* Given instruction *
Give the number of lines that include the word "Temperature", and nothing else.

* Records from a collection *

>>>

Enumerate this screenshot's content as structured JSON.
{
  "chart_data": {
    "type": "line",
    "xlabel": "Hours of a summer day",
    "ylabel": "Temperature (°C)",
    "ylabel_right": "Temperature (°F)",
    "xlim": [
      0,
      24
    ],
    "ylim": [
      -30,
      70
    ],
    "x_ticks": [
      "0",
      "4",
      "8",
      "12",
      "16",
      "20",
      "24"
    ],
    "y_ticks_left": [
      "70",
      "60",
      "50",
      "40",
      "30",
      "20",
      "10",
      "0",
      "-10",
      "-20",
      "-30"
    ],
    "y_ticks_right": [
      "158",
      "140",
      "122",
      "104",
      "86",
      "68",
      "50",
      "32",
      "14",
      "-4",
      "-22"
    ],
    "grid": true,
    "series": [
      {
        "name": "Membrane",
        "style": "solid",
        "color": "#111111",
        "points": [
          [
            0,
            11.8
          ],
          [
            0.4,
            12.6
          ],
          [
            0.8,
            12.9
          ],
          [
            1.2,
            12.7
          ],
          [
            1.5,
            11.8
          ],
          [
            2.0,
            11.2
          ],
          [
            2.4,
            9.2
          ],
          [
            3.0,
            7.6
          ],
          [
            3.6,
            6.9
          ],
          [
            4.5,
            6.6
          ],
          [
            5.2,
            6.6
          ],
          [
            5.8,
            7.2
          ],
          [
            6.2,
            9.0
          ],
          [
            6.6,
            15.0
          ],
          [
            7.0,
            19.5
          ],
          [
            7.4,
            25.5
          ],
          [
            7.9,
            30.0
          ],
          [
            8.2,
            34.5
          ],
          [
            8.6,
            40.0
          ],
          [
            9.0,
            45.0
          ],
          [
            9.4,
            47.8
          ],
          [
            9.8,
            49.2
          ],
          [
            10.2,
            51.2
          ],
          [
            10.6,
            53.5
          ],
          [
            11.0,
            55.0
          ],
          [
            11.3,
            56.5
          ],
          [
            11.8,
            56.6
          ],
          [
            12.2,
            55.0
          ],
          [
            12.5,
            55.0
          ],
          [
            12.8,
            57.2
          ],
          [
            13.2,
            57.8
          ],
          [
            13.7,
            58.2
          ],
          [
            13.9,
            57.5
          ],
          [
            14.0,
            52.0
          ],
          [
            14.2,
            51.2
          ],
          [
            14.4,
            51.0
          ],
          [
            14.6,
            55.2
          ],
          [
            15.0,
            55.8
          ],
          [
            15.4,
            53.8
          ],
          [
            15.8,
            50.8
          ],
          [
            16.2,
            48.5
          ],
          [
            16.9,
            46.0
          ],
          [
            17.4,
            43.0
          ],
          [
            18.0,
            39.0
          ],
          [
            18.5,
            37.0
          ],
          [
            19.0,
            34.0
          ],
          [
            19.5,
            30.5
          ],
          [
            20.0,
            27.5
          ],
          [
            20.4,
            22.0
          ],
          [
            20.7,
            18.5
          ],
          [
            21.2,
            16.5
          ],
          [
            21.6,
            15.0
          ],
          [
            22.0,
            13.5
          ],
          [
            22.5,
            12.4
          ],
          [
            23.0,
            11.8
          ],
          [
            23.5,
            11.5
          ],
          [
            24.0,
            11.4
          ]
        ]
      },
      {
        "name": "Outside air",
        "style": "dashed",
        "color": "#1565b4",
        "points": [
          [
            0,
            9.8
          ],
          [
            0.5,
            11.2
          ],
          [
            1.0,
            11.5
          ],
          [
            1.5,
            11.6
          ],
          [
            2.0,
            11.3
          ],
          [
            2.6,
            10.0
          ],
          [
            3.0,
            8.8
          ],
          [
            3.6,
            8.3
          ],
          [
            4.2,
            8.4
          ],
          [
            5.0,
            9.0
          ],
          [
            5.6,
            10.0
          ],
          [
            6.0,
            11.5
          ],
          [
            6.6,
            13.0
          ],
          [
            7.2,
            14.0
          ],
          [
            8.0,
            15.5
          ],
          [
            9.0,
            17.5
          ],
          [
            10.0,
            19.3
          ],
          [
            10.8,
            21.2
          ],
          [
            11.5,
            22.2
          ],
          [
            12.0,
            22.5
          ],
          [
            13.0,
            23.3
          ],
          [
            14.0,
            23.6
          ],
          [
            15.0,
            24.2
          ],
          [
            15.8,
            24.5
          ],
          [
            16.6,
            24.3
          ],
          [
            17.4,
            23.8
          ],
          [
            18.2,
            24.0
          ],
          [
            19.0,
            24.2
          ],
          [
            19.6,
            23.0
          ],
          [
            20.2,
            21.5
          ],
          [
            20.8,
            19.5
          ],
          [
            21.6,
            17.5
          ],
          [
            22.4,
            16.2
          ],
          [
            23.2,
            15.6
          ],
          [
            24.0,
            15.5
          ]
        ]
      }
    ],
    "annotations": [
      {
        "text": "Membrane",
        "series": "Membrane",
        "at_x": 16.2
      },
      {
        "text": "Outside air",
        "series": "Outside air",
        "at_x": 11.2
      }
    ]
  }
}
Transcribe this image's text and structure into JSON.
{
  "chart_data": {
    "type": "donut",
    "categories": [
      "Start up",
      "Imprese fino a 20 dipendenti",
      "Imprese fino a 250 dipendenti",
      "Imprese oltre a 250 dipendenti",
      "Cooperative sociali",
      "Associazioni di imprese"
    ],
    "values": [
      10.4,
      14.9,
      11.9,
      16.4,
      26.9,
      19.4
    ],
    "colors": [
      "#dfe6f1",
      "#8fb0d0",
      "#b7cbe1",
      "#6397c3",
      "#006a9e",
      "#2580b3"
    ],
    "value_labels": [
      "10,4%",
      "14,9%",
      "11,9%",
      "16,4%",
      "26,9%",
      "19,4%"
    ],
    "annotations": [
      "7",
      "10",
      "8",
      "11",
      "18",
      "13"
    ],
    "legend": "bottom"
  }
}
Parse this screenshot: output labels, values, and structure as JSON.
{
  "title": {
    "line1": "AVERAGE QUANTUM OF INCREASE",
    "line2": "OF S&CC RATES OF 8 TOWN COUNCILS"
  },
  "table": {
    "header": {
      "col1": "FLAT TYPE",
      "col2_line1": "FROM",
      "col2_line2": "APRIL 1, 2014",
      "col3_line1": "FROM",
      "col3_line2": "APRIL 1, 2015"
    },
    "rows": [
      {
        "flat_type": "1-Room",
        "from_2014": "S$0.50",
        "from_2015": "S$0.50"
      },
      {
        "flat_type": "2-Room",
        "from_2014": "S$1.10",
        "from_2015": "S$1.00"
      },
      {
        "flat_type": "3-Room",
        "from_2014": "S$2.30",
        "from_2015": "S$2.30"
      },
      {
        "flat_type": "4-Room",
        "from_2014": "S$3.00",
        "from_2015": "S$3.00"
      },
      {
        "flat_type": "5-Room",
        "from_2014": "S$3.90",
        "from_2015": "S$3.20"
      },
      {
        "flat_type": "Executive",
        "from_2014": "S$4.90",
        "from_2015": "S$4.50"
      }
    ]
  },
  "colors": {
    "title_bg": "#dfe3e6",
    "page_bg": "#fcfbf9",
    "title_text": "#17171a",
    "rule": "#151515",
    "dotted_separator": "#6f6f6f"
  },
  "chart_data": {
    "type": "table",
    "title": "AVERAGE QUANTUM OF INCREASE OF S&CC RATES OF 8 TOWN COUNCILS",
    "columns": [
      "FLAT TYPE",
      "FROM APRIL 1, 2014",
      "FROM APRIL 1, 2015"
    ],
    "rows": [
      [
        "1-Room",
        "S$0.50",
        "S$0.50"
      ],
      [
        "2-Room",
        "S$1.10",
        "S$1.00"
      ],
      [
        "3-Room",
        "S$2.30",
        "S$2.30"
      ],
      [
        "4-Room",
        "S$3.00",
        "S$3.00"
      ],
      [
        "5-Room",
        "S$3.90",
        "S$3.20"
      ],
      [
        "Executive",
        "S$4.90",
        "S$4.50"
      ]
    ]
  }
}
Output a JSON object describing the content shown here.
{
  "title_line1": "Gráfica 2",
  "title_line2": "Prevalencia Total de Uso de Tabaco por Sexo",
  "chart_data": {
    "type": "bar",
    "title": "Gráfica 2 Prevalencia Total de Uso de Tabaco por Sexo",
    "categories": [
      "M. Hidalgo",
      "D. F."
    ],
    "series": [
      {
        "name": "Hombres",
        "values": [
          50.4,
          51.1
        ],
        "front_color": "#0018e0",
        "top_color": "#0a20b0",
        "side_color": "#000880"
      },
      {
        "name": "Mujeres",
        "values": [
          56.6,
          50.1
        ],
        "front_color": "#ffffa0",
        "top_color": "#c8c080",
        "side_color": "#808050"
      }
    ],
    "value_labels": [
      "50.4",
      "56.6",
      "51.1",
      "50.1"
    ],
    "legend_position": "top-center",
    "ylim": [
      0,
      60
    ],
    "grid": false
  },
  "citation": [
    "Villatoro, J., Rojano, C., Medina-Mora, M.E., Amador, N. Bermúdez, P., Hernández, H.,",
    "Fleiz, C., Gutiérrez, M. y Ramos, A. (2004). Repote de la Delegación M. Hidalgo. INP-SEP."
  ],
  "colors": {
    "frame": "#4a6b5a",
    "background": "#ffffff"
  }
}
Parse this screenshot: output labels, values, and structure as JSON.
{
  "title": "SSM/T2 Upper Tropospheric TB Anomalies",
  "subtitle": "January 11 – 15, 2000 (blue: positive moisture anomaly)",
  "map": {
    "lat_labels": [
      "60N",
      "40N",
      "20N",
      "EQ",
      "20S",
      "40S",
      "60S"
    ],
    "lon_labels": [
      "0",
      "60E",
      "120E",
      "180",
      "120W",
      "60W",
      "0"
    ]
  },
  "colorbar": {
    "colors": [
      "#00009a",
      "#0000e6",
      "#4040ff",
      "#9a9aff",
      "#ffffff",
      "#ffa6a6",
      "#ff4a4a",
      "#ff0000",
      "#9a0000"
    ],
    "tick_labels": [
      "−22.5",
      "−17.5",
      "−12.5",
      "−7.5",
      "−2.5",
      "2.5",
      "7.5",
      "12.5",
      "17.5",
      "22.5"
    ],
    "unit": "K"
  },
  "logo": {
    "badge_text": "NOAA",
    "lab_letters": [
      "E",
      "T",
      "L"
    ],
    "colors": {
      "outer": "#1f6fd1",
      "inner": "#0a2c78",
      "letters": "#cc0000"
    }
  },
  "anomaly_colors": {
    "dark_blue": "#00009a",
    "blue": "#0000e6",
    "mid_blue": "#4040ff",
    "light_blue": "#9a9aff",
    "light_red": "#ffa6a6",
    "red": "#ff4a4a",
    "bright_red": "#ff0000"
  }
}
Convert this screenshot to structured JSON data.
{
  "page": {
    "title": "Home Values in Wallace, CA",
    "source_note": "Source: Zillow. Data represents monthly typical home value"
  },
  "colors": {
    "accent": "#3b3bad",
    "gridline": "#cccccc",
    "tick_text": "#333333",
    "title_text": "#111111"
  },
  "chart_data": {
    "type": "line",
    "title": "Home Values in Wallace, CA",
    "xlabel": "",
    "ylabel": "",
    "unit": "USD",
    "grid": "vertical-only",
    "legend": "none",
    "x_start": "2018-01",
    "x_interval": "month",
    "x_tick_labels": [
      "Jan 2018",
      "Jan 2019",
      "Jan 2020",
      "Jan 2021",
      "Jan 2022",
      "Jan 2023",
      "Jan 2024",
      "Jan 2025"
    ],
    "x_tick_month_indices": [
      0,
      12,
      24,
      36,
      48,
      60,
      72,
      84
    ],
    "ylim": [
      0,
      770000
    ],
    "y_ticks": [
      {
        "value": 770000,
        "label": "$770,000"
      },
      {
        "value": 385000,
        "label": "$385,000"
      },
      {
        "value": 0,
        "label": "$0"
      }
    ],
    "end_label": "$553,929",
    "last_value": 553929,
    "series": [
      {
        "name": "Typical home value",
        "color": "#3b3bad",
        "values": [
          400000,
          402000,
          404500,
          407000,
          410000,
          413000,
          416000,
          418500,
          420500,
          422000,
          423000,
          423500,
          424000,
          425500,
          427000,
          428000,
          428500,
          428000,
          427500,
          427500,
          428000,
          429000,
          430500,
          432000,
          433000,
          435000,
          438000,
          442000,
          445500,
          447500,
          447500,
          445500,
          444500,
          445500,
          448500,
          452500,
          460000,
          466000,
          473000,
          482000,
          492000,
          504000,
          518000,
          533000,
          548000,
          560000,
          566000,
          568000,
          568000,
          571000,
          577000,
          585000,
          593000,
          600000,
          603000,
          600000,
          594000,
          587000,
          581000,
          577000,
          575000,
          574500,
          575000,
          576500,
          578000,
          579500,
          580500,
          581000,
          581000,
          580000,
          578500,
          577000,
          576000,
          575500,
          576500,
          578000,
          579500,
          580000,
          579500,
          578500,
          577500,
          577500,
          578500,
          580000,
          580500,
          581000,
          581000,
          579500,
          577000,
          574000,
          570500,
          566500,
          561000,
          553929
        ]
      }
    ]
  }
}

<<<

* Solution to this task *
2